§ **Exercise brief**
Copy each line exactly. Drop every picture.

§ **Stored dataset items**
** begin **
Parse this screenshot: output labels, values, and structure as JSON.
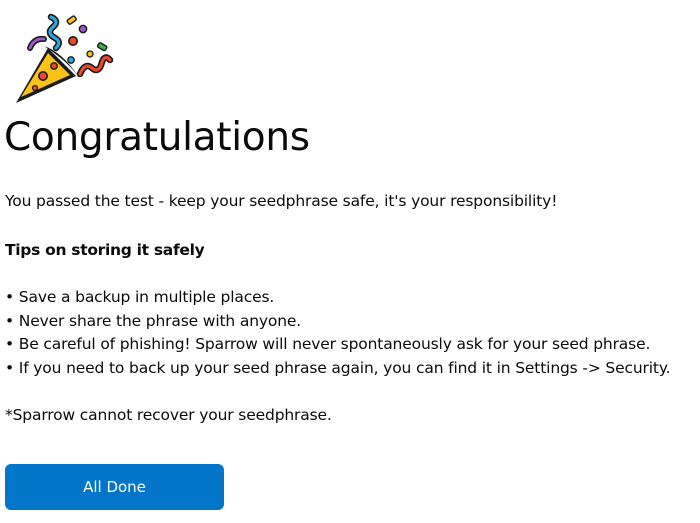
{
  "header": {
    "icon": "party-popper-icon",
    "title": "Congratulations"
  },
  "content": {
    "intro": "You passed the test - keep your seedphrase safe, it's your responsibility!",
    "tips_heading": "Tips on storing it safely",
    "tips": [
      "Save a backup in multiple places.",
      "Never share the phrase with anyone.",
      "Be careful of phishing! Sparrow will never spontaneously ask for your seed phrase.",
      "If you need to back up your seed phrase again, you can find it in Settings -> Security."
    ],
    "disclaimer": "*Sparrow cannot recover your seedphrase."
  },
  "actions": {
    "done_label": "All Done"
  },
  "colors": {
    "primary_button": "#0376c9",
    "button_text": "#ffffff",
    "text": "#0b0b0b",
    "background": "#ffffff"
  }
}
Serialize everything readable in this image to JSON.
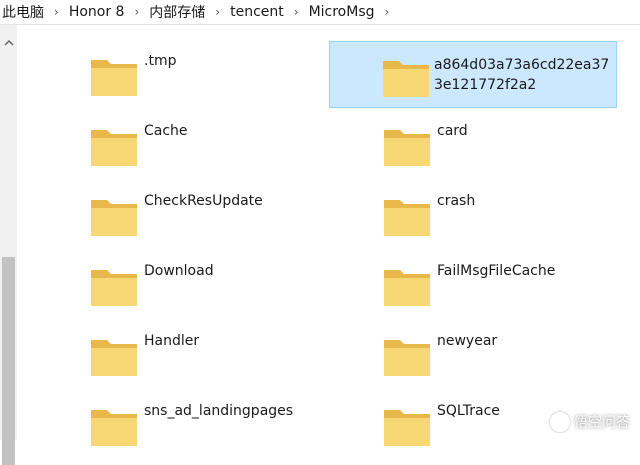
{
  "breadcrumb": [
    "此电脑",
    "Honor 8",
    "内部存储",
    "tencent",
    "MicroMsg"
  ],
  "folders": [
    {
      "name": ".tmp",
      "selected": false
    },
    {
      "name": "a864d03a73a6cd22ea373e121772f2a2",
      "selected": true
    },
    {
      "name": "Cache",
      "selected": false
    },
    {
      "name": "card",
      "selected": false
    },
    {
      "name": "CheckResUpdate",
      "selected": false
    },
    {
      "name": "crash",
      "selected": false
    },
    {
      "name": "Download",
      "selected": false
    },
    {
      "name": "FailMsgFileCache",
      "selected": false
    },
    {
      "name": "Handler",
      "selected": false
    },
    {
      "name": "newyear",
      "selected": false
    },
    {
      "name": "sns_ad_landingpages",
      "selected": false
    },
    {
      "name": "SQLTrace",
      "selected": false
    }
  ],
  "watermark": {
    "text": "悟空问答"
  },
  "colors": {
    "selection": "#cce8ff",
    "selection_border": "#99d1ff",
    "folder": "#f8d775",
    "folder_dark": "#e8b84a"
  }
}
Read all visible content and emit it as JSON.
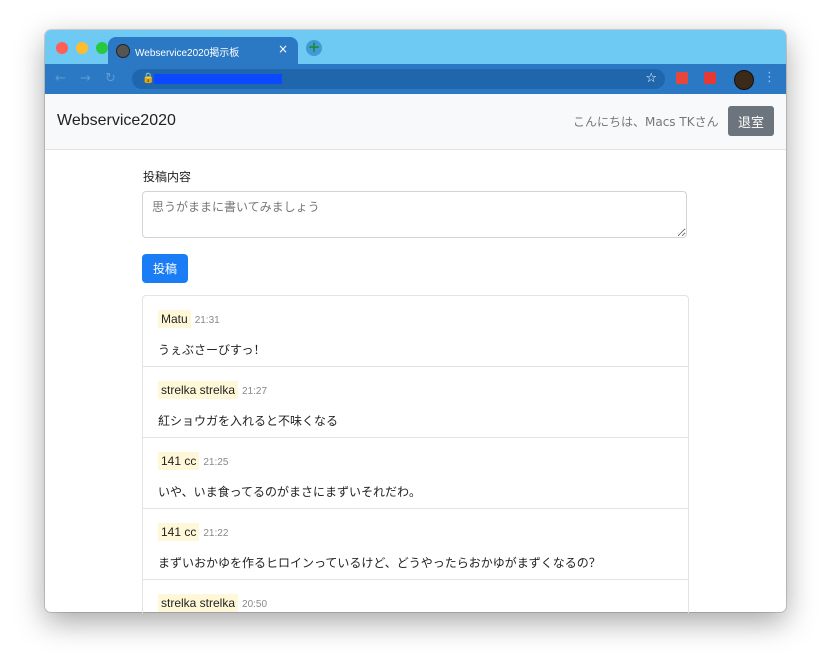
** end **
§ **Completed task**
Parse this screenshot: output labels, values, and structure as JSON.
{
  "header": {
    "icon": "party-popper-icon",
    "title": "Congratulations"
  },
  "content": {
    "intro": "You passed the test - keep your seedphrase safe, it's your responsibility!",
    "tips_heading": "Tips on storing it safely",
    "tips": [
      "Save a backup in multiple places.",
      "Never share the phrase with anyone.",
      "Be careful of phishing! Sparrow will never spontaneously ask for your seed phrase.",
      "If you need to back up your seed phrase again, you can find it in Settings -> Security."
    ],
    "disclaimer": "*Sparrow cannot recover your seedphrase."
  },
  "actions": {
    "done_label": "All Done"
  },
  "colors": {
    "primary_button": "#0376c9",
    "button_text": "#ffffff",
    "text": "#0b0b0b",
    "background": "#ffffff"
  }
}
Serialize everything readable in this image to JSON.
{
  "breadcrumb": [
    "此电脑",
    "Honor 8",
    "内部存储",
    "tencent",
    "MicroMsg"
  ],
  "folders": [
    {
      "name": ".tmp",
      "selected": false
    },
    {
      "name": "a864d03a73a6cd22ea373e121772f2a2",
      "selected": true
    },
    {
      "name": "Cache",
      "selected": false
    },
    {
      "name": "card",
      "selected": false
    },
    {
      "name": "CheckResUpdate",
      "selected": false
    },
    {
      "name": "crash",
      "selected": false
    },
    {
      "name": "Download",
      "selected": false
    },
    {
      "name": "FailMsgFileCache",
      "selected": false
    },
    {
      "name": "Handler",
      "selected": false
    },
    {
      "name": "newyear",
      "selected": false
    },
    {
      "name": "sns_ad_landingpages",
      "selected": false
    },
    {
      "name": "SQLTrace",
      "selected": false
    }
  ],
  "watermark": {
    "text": "悟空问答"
  },
  "colors": {
    "selection": "#cce8ff",
    "selection_border": "#99d1ff",
    "folder": "#f8d775",
    "folder_dark": "#e8b84a"
  }
}
Read all visible content and emit it as JSON.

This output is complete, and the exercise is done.